* **What is asked**:
Your task is to extract every line from the material below exactly.

* **Records for processing**:
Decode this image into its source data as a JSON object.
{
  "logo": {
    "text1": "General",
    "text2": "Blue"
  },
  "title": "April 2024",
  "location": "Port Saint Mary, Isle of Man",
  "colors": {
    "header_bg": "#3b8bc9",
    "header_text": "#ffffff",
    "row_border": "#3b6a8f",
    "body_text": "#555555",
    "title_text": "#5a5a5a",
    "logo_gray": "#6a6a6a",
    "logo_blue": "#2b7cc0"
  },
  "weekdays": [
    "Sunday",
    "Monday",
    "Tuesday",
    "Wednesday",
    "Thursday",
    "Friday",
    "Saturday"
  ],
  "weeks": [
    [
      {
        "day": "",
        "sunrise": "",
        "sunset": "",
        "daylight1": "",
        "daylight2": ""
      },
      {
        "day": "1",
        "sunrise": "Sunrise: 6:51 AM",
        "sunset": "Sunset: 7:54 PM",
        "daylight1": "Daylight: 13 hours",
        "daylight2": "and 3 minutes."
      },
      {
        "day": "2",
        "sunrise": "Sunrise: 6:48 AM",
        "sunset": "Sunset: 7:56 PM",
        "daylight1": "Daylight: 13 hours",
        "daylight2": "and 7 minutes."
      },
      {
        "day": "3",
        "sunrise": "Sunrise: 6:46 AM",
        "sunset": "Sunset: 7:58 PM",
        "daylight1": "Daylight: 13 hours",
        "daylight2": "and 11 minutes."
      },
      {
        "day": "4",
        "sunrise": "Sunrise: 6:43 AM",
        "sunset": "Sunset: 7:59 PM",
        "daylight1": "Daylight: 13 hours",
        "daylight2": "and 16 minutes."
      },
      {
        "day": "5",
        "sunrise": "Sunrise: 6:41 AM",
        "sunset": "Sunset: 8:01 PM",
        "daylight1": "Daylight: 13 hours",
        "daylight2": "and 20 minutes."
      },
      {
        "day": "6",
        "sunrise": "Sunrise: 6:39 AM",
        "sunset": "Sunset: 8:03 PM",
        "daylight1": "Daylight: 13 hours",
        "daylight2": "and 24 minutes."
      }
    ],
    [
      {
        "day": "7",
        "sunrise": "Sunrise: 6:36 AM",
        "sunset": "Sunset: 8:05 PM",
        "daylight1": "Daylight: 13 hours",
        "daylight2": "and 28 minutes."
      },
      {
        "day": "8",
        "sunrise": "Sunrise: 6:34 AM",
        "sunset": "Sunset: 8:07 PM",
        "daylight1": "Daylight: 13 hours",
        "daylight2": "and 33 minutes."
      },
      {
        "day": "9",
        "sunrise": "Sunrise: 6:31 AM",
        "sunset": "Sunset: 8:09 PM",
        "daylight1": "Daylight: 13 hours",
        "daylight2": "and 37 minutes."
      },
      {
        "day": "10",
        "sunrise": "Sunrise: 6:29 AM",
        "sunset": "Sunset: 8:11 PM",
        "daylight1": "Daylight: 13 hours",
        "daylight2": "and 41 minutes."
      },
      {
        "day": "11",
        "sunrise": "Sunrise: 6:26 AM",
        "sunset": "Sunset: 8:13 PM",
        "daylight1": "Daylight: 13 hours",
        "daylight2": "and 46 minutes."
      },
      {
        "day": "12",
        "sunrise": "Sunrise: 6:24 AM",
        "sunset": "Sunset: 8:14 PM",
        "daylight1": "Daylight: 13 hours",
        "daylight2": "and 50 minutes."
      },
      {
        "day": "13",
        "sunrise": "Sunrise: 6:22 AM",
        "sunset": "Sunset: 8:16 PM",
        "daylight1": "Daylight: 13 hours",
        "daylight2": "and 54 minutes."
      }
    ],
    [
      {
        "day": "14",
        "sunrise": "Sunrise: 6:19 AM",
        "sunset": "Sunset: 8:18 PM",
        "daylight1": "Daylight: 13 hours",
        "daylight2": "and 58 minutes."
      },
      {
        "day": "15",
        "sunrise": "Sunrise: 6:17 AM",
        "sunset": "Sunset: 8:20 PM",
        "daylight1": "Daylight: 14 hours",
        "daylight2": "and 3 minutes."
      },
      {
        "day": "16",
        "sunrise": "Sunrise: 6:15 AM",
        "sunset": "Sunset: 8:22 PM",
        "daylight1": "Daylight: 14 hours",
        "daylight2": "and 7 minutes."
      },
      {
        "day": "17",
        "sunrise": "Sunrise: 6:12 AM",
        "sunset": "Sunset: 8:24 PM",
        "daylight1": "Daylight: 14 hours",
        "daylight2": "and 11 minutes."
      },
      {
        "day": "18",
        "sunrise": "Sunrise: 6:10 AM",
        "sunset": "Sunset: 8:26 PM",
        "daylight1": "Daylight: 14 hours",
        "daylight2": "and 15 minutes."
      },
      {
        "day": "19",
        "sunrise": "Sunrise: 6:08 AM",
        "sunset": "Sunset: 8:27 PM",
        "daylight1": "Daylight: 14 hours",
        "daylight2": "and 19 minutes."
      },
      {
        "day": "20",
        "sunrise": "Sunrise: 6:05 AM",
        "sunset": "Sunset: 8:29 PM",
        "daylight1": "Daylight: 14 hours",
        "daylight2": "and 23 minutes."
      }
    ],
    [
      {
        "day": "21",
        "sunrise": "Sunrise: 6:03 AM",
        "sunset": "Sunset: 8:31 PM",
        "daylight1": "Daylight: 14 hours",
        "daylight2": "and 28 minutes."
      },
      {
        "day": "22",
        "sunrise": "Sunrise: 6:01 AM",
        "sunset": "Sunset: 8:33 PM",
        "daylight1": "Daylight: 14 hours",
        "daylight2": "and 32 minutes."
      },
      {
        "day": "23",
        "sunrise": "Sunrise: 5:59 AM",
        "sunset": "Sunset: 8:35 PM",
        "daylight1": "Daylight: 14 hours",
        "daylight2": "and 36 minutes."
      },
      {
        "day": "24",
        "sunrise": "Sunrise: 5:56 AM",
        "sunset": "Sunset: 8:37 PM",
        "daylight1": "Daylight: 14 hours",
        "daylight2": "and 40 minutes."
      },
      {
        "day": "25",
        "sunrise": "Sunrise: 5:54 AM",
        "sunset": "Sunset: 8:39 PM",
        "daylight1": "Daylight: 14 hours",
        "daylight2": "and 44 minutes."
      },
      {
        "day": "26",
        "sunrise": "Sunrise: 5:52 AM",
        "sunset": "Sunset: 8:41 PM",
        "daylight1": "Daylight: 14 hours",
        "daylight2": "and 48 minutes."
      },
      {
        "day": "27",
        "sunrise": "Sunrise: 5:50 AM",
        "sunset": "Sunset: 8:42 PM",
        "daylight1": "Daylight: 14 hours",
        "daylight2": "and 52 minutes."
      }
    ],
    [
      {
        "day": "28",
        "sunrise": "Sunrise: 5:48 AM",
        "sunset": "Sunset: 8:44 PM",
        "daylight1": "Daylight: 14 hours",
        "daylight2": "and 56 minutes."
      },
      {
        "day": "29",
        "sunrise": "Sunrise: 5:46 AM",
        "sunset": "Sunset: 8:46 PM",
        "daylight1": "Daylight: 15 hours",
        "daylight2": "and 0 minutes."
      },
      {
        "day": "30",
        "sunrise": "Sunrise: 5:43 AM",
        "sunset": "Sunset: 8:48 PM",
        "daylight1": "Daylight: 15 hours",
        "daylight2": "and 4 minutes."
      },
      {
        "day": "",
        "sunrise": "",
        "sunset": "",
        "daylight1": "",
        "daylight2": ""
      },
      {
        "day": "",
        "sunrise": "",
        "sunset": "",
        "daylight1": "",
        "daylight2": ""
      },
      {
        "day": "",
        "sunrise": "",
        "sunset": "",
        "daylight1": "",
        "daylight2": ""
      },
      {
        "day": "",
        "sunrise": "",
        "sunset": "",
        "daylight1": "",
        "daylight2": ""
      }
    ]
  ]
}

* **Response**:
Decode this image into its source data as a JSON object.
{
  "logo": {
    "text1": "General",
    "text2": "Blue"
  },
  "title": "April 2024",
  "location": "Port Saint Mary, Isle of Man",
  "colors": {
    "header_bg": "#3b8bc9",
    "header_text": "#ffffff",
    "row_border": "#3b6a8f",
    "body_text": "#555555",
    "title_text": "#5a5a5a",
    "logo_gray": "#6a6a6a",
    "logo_blue": "#2b7cc0"
  },
  "weekdays": [
    "Sunday",
    "Monday",
    "Tuesday",
    "Wednesday",
    "Thursday",
    "Friday",
    "Saturday"
  ],
  "weeks": [
    [
      {
        "day": "",
        "sunrise": "",
        "sunset": "",
        "daylight1": "",
        "daylight2": ""
      },
      {
        "day": "1",
        "sunrise": "Sunrise: 6:51 AM",
        "sunset": "Sunset: 7:54 PM",
        "daylight1": "Daylight: 13 hours",
        "daylight2": "and 3 minutes."
      },
      {
        "day": "2",
        "sunrise": "Sunrise: 6:48 AM",
        "sunset": "Sunset: 7:56 PM",
        "daylight1": "Daylight: 13 hours",
        "daylight2": "and 7 minutes."
      },
      {
        "day": "3",
        "sunrise": "Sunrise: 6:46 AM",
        "sunset": "Sunset: 7:58 PM",
        "daylight1": "Daylight: 13 hours",
        "daylight2": "and 11 minutes."
      },
      {
        "day": "4",
        "sunrise": "Sunrise: 6:43 AM",
        "sunset": "Sunset: 7:59 PM",
        "daylight1": "Daylight: 13 hours",
        "daylight2": "and 16 minutes."
      },
      {
        "day": "5",
        "sunrise": "Sunrise: 6:41 AM",
        "sunset": "Sunset: 8:01 PM",
        "daylight1": "Daylight: 13 hours",
        "daylight2": "and 20 minutes."
      },
      {
        "day": "6",
        "sunrise": "Sunrise: 6:39 AM",
        "sunset": "Sunset: 8:03 PM",
        "daylight1": "Daylight: 13 hours",
        "daylight2": "and 24 minutes."
      }
    ],
    [
      {
        "day": "7",
        "sunrise": "Sunrise: 6:36 AM",
        "sunset": "Sunset: 8:05 PM",
        "daylight1": "Daylight: 13 hours",
        "daylight2": "and 28 minutes."
      },
      {
        "day": "8",
        "sunrise": "Sunrise: 6:34 AM",
        "sunset": "Sunset: 8:07 PM",
        "daylight1": "Daylight: 13 hours",
        "daylight2": "and 33 minutes."
      },
      {
        "day": "9",
        "sunrise": "Sunrise: 6:31 AM",
        "sunset": "Sunset: 8:09 PM",
        "daylight1": "Daylight: 13 hours",
        "daylight2": "and 37 minutes."
      },
      {
        "day": "10",
        "sunrise": "Sunrise: 6:29 AM",
        "sunset": "Sunset: 8:11 PM",
        "daylight1": "Daylight: 13 hours",
        "daylight2": "and 41 minutes."
      },
      {
        "day": "11",
        "sunrise": "Sunrise: 6:26 AM",
        "sunset": "Sunset: 8:13 PM",
        "daylight1": "Daylight: 13 hours",
        "daylight2": "and 46 minutes."
      },
      {
        "day": "12",
        "sunrise": "Sunrise: 6:24 AM",
        "sunset": "Sunset: 8:14 PM",
        "daylight1": "Daylight: 13 hours",
        "daylight2": "and 50 minutes."
      },
      {
        "day": "13",
        "sunrise": "Sunrise: 6:22 AM",
        "sunset": "Sunset: 8:16 PM",
        "daylight1": "Daylight: 13 hours",
        "daylight2": "and 54 minutes."
      }
    ],
    [
      {
        "day": "14",
        "sunrise": "Sunrise: 6:19 AM",
        "sunset": "Sunset: 8:18 PM",
        "daylight1": "Daylight: 13 hours",
        "daylight2": "and 58 minutes."
      },
      {
        "day": "15",
        "sunrise": "Sunrise: 6:17 AM",
        "sunset": "Sunset: 8:20 PM",
        "daylight1": "Daylight: 14 hours",
        "daylight2": "and 3 minutes."
      },
      {
        "day": "16",
        "sunrise": "Sunrise: 6:15 AM",
        "sunset": "Sunset: 8:22 PM",
        "daylight1": "Daylight: 14 hours",
        "daylight2": "and 7 minutes."
      },
      {
        "day": "17",
        "sunrise": "Sunrise: 6:12 AM",
        "sunset": "Sunset: 8:24 PM",
        "daylight1": "Daylight: 14 hours",
        "daylight2": "and 11 minutes."
      },
      {
        "day": "18",
        "sunrise": "Sunrise: 6:10 AM",
        "sunset": "Sunset: 8:26 PM",
        "daylight1": "Daylight: 14 hours",
        "daylight2": "and 15 minutes."
      },
      {
        "day": "19",
        "sunrise": "Sunrise: 6:08 AM",
        "sunset": "Sunset: 8:27 PM",
        "daylight1": "Daylight: 14 hours",
        "daylight2": "and 19 minutes."
      },
      {
        "day": "20",
        "sunrise": "Sunrise: 6:05 AM",
        "sunset": "Sunset: 8:29 PM",
        "daylight1": "Daylight: 14 hours",
        "daylight2": "and 23 minutes."
      }
    ],
    [
      {
        "day": "21",
        "sunrise": "Sunrise: 6:03 AM",
        "sunset": "Sunset: 8:31 PM",
        "daylight1": "Daylight: 14 hours",
        "daylight2": "and 28 minutes."
      },
      {
        "day": "22",
        "sunrise": "Sunrise: 6:01 AM",
        "sunset": "Sunset: 8:33 PM",
        "daylight1": "Daylight: 14 hours",
        "daylight2": "and 32 minutes."
      },
      {
        "day": "23",
        "sunrise": "Sunrise: 5:59 AM",
        "sunset": "Sunset: 8:35 PM",
        "daylight1": "Daylight: 14 hours",
        "daylight2": "and 36 minutes."
      },
      {
        "day": "24",
        "sunrise": "Sunrise: 5:56 AM",
        "sunset": "Sunset: 8:37 PM",
        "daylight1": "Daylight: 14 hours",
        "daylight2": "and 40 minutes."
      },
      {
        "day": "25",
        "sunrise": "Sunrise: 5:54 AM",
        "sunset": "Sunset: 8:39 PM",
        "daylight1": "Daylight: 14 hours",
        "daylight2": "and 44 minutes."
      },
      {
        "day": "26",
        "sunrise": "Sunrise: 5:52 AM",
        "sunset": "Sunset: 8:41 PM",
        "daylight1": "Daylight: 14 hours",
        "daylight2": "and 48 minutes."
      },
      {
        "day": "27",
        "sunrise": "Sunrise: 5:50 AM",
        "sunset": "Sunset: 8:42 PM",
        "daylight1": "Daylight: 14 hours",
        "daylight2": "and 52 minutes."
      }
    ],
    [
      {
        "day": "28",
        "sunrise": "Sunrise: 5:48 AM",
        "sunset": "Sunset: 8:44 PM",
        "daylight1": "Daylight: 14 hours",
        "daylight2": "and 56 minutes."
      },
      {
        "day": "29",
        "sunrise": "Sunrise: 5:46 AM",
        "sunset": "Sunset: 8:46 PM",
        "daylight1": "Daylight: 15 hours",
        "daylight2": "and 0 minutes."
      },
      {
        "day": "30",
        "sunrise": "Sunrise: 5:43 AM",
        "sunset": "Sunset: 8:48 PM",
        "daylight1": "Daylight: 15 hours",
        "daylight2": "and 4 minutes."
      },
      {
        "day": "",
        "sunrise": "",
        "sunset": "",
        "daylight1": "",
        "daylight2": ""
      },
      {
        "day": "",
        "sunrise": "",
        "sunset": "",
        "daylight1": "",
        "daylight2": ""
      },
      {
        "day": "",
        "sunrise": "",
        "sunset": "",
        "daylight1": "",
        "daylight2": ""
      },
      {
        "day": "",
        "sunrise": "",
        "sunset": "",
        "daylight1": "",
        "daylight2": ""
      }
    ]
  ]
}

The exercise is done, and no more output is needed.